↓↓↓
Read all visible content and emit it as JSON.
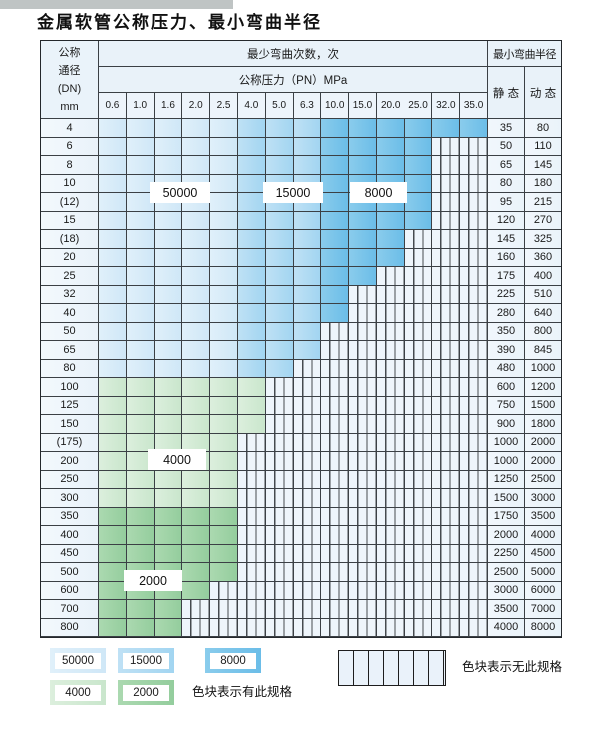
{
  "title": "金属软管公称压力、最小弯曲半径",
  "table": {
    "dn_header_lines": [
      "公称",
      "通径",
      "(DN)",
      "mm"
    ],
    "cycles_header": "最少弯曲次数，次",
    "pressure_header": "公称压力（PN）MPa",
    "radius_header": "最小弯曲半径",
    "static_label": "静 态",
    "dynamic_label": "动 态",
    "pressure_columns": [
      "0.6",
      "1.0",
      "1.6",
      "2.0",
      "2.5",
      "4.0",
      "5.0",
      "6.3",
      "10.0",
      "15.0",
      "20.0",
      "25.0",
      "32.0",
      "35.0"
    ],
    "rows": [
      {
        "dn": "4",
        "colored": 14,
        "group": "blue",
        "static": "35",
        "dynamic": "80"
      },
      {
        "dn": "6",
        "colored": 12,
        "group": "blue",
        "static": "50",
        "dynamic": "110"
      },
      {
        "dn": "8",
        "colored": 12,
        "group": "blue",
        "static": "65",
        "dynamic": "145"
      },
      {
        "dn": "10",
        "colored": 12,
        "group": "blue",
        "static": "80",
        "dynamic": "180"
      },
      {
        "dn": "(12)",
        "colored": 12,
        "group": "blue",
        "static": "95",
        "dynamic": "215"
      },
      {
        "dn": "15",
        "colored": 12,
        "group": "blue",
        "static": "120",
        "dynamic": "270"
      },
      {
        "dn": "(18)",
        "colored": 11,
        "group": "blue",
        "static": "145",
        "dynamic": "325"
      },
      {
        "dn": "20",
        "colored": 11,
        "group": "blue",
        "static": "160",
        "dynamic": "360"
      },
      {
        "dn": "25",
        "colored": 10,
        "group": "blue",
        "static": "175",
        "dynamic": "400"
      },
      {
        "dn": "32",
        "colored": 9,
        "group": "blue",
        "static": "225",
        "dynamic": "510"
      },
      {
        "dn": "40",
        "colored": 9,
        "group": "blue",
        "static": "280",
        "dynamic": "640"
      },
      {
        "dn": "50",
        "colored": 8,
        "group": "blue",
        "static": "350",
        "dynamic": "800"
      },
      {
        "dn": "65",
        "colored": 8,
        "group": "blue",
        "static": "390",
        "dynamic": "845"
      },
      {
        "dn": "80",
        "colored": 7,
        "group": "blue",
        "static": "480",
        "dynamic": "1000"
      },
      {
        "dn": "100",
        "colored": 6,
        "group": "g4000",
        "static": "600",
        "dynamic": "1200"
      },
      {
        "dn": "125",
        "colored": 6,
        "group": "g4000",
        "static": "750",
        "dynamic": "1500"
      },
      {
        "dn": "150",
        "colored": 6,
        "group": "g4000",
        "static": "900",
        "dynamic": "1800"
      },
      {
        "dn": "(175)",
        "colored": 5,
        "group": "g4000",
        "static": "1000",
        "dynamic": "2000"
      },
      {
        "dn": "200",
        "colored": 5,
        "group": "g4000",
        "static": "1000",
        "dynamic": "2000"
      },
      {
        "dn": "250",
        "colored": 5,
        "group": "g4000",
        "static": "1250",
        "dynamic": "2500"
      },
      {
        "dn": "300",
        "colored": 5,
        "group": "g4000",
        "static": "1500",
        "dynamic": "3000"
      },
      {
        "dn": "350",
        "colored": 5,
        "group": "g2000",
        "static": "1750",
        "dynamic": "3500"
      },
      {
        "dn": "400",
        "colored": 5,
        "group": "g2000",
        "static": "2000",
        "dynamic": "4000"
      },
      {
        "dn": "450",
        "colored": 5,
        "group": "g2000",
        "static": "2250",
        "dynamic": "4500"
      },
      {
        "dn": "500",
        "colored": 5,
        "group": "g2000",
        "static": "2500",
        "dynamic": "5000"
      },
      {
        "dn": "600",
        "colored": 4,
        "group": "g2000",
        "static": "3000",
        "dynamic": "6000"
      },
      {
        "dn": "700",
        "colored": 3,
        "group": "g2000",
        "static": "3500",
        "dynamic": "7000"
      },
      {
        "dn": "800",
        "colored": 3,
        "group": "g2000",
        "static": "4000",
        "dynamic": "8000"
      }
    ]
  },
  "overlay_labels": [
    {
      "text": "50000"
    },
    {
      "text": "15000"
    },
    {
      "text": "8000"
    },
    {
      "text": "4000"
    },
    {
      "text": "2000"
    }
  ],
  "legend": {
    "items": [
      {
        "label": "50000"
      },
      {
        "label": "15000"
      },
      {
        "label": "8000"
      },
      {
        "label": "4000"
      },
      {
        "label": "2000"
      }
    ],
    "has_spec_text": "色块表示有此规格",
    "no_spec_text": "色块表示无此规格"
  },
  "colors": {
    "c50000": "#cfe7f7",
    "c15000": "#a2d5f1",
    "c8000": "#6bbde8",
    "c4000": "#c9e6cc",
    "c2000": "#94cd9d",
    "hatch_bg": "#eef5fb",
    "grid_line": "#3b4045"
  }
}
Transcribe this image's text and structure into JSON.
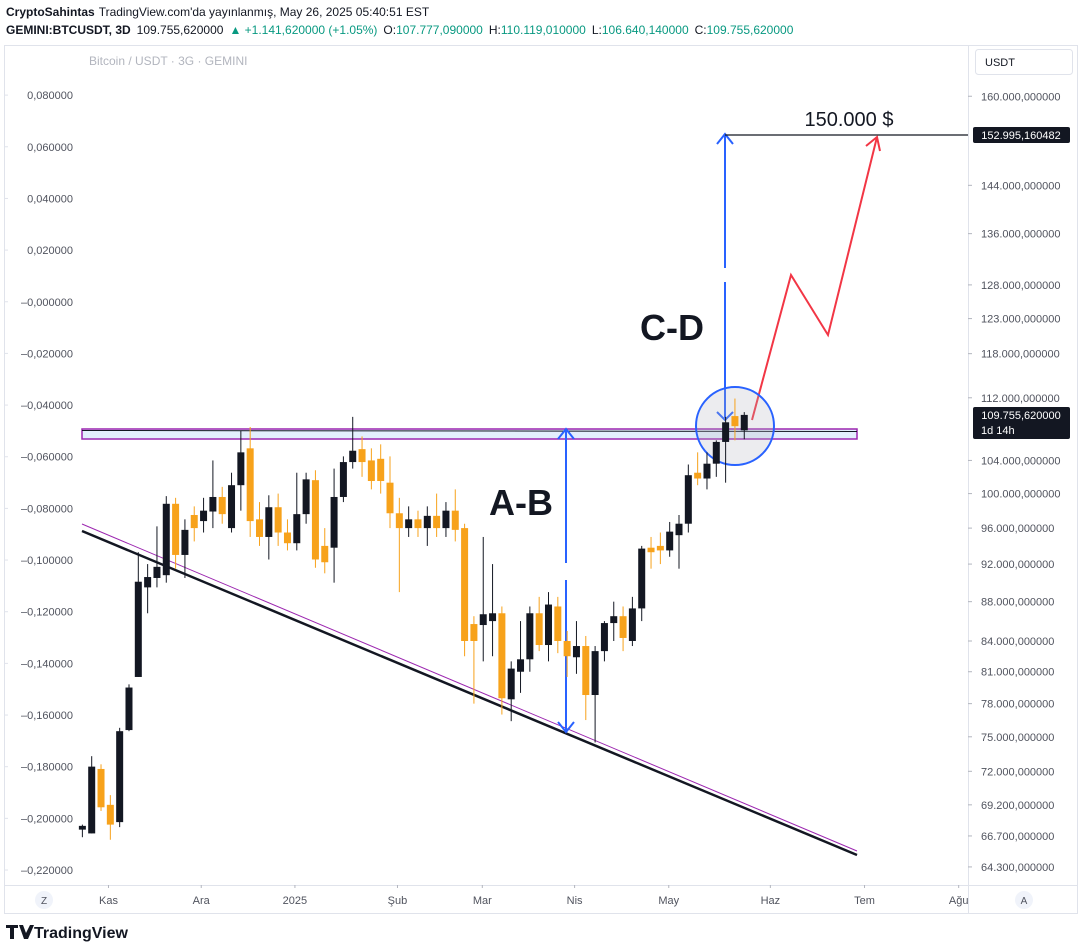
↑↑↑
◆ **What to produce**
Leave the pictures out, and transcribe each of the records exactly.

◆ **Result of this exercise**
Read all visible content and emit it as JSON.
{
  "title": "金属软管公称压力、最小弯曲半径",
  "table": {
    "dn_header_lines": [
      "公称",
      "通径",
      "(DN)",
      "mm"
    ],
    "cycles_header": "最少弯曲次数，次",
    "pressure_header": "公称压力（PN）MPa",
    "radius_header": "最小弯曲半径",
    "static_label": "静 态",
    "dynamic_label": "动 态",
    "pressure_columns": [
      "0.6",
      "1.0",
      "1.6",
      "2.0",
      "2.5",
      "4.0",
      "5.0",
      "6.3",
      "10.0",
      "15.0",
      "20.0",
      "25.0",
      "32.0",
      "35.0"
    ],
    "rows": [
      {
        "dn": "4",
        "colored": 14,
        "group": "blue",
        "static": "35",
        "dynamic": "80"
      },
      {
        "dn": "6",
        "colored": 12,
        "group": "blue",
        "static": "50",
        "dynamic": "110"
      },
      {
        "dn": "8",
        "colored": 12,
        "group": "blue",
        "static": "65",
        "dynamic": "145"
      },
      {
        "dn": "10",
        "colored": 12,
        "group": "blue",
        "static": "80",
        "dynamic": "180"
      },
      {
        "dn": "(12)",
        "colored": 12,
        "group": "blue",
        "static": "95",
        "dynamic": "215"
      },
      {
        "dn": "15",
        "colored": 12,
        "group": "blue",
        "static": "120",
        "dynamic": "270"
      },
      {
        "dn": "(18)",
        "colored": 11,
        "group": "blue",
        "static": "145",
        "dynamic": "325"
      },
      {
        "dn": "20",
        "colored": 11,
        "group": "blue",
        "static": "160",
        "dynamic": "360"
      },
      {
        "dn": "25",
        "colored": 10,
        "group": "blue",
        "static": "175",
        "dynamic": "400"
      },
      {
        "dn": "32",
        "colored": 9,
        "group": "blue",
        "static": "225",
        "dynamic": "510"
      },
      {
        "dn": "40",
        "colored": 9,
        "group": "blue",
        "static": "280",
        "dynamic": "640"
      },
      {
        "dn": "50",
        "colored": 8,
        "group": "blue",
        "static": "350",
        "dynamic": "800"
      },
      {
        "dn": "65",
        "colored": 8,
        "group": "blue",
        "static": "390",
        "dynamic": "845"
      },
      {
        "dn": "80",
        "colored": 7,
        "group": "blue",
        "static": "480",
        "dynamic": "1000"
      },
      {
        "dn": "100",
        "colored": 6,
        "group": "g4000",
        "static": "600",
        "dynamic": "1200"
      },
      {
        "dn": "125",
        "colored": 6,
        "group": "g4000",
        "static": "750",
        "dynamic": "1500"
      },
      {
        "dn": "150",
        "colored": 6,
        "group": "g4000",
        "static": "900",
        "dynamic": "1800"
      },
      {
        "dn": "(175)",
        "colored": 5,
        "group": "g4000",
        "static": "1000",
        "dynamic": "2000"
      },
      {
        "dn": "200",
        "colored": 5,
        "group": "g4000",
        "static": "1000",
        "dynamic": "2000"
      },
      {
        "dn": "250",
        "colored": 5,
        "group": "g4000",
        "static": "1250",
        "dynamic": "2500"
      },
      {
        "dn": "300",
        "colored": 5,
        "group": "g4000",
        "static": "1500",
        "dynamic": "3000"
      },
      {
        "dn": "350",
        "colored": 5,
        "group": "g2000",
        "static": "1750",
        "dynamic": "3500"
      },
      {
        "dn": "400",
        "colored": 5,
        "group": "g2000",
        "static": "2000",
        "dynamic": "4000"
      },
      {
        "dn": "450",
        "colored": 5,
        "group": "g2000",
        "static": "2250",
        "dynamic": "4500"
      },
      {
        "dn": "500",
        "colored": 5,
        "group": "g2000",
        "static": "2500",
        "dynamic": "5000"
      },
      {
        "dn": "600",
        "colored": 4,
        "group": "g2000",
        "static": "3000",
        "dynamic": "6000"
      },
      {
        "dn": "700",
        "colored": 3,
        "group": "g2000",
        "static": "3500",
        "dynamic": "7000"
      },
      {
        "dn": "800",
        "colored": 3,
        "group": "g2000",
        "static": "4000",
        "dynamic": "8000"
      }
    ]
  },
  "overlay_labels": [
    {
      "text": "50000"
    },
    {
      "text": "15000"
    },
    {
      "text": "8000"
    },
    {
      "text": "4000"
    },
    {
      "text": "2000"
    }
  ],
  "legend": {
    "items": [
      {
        "label": "50000"
      },
      {
        "label": "15000"
      },
      {
        "label": "8000"
      },
      {
        "label": "4000"
      },
      {
        "label": "2000"
      }
    ],
    "has_spec_text": "色块表示有此规格",
    "no_spec_text": "色块表示无此规格"
  },
  "colors": {
    "c50000": "#cfe7f7",
    "c15000": "#a2d5f1",
    "c8000": "#6bbde8",
    "c4000": "#c9e6cc",
    "c2000": "#94cd9d",
    "hatch_bg": "#eef5fb",
    "grid_line": "#3b4045"
  }
}
Transcribe this image's text and structure into JSON.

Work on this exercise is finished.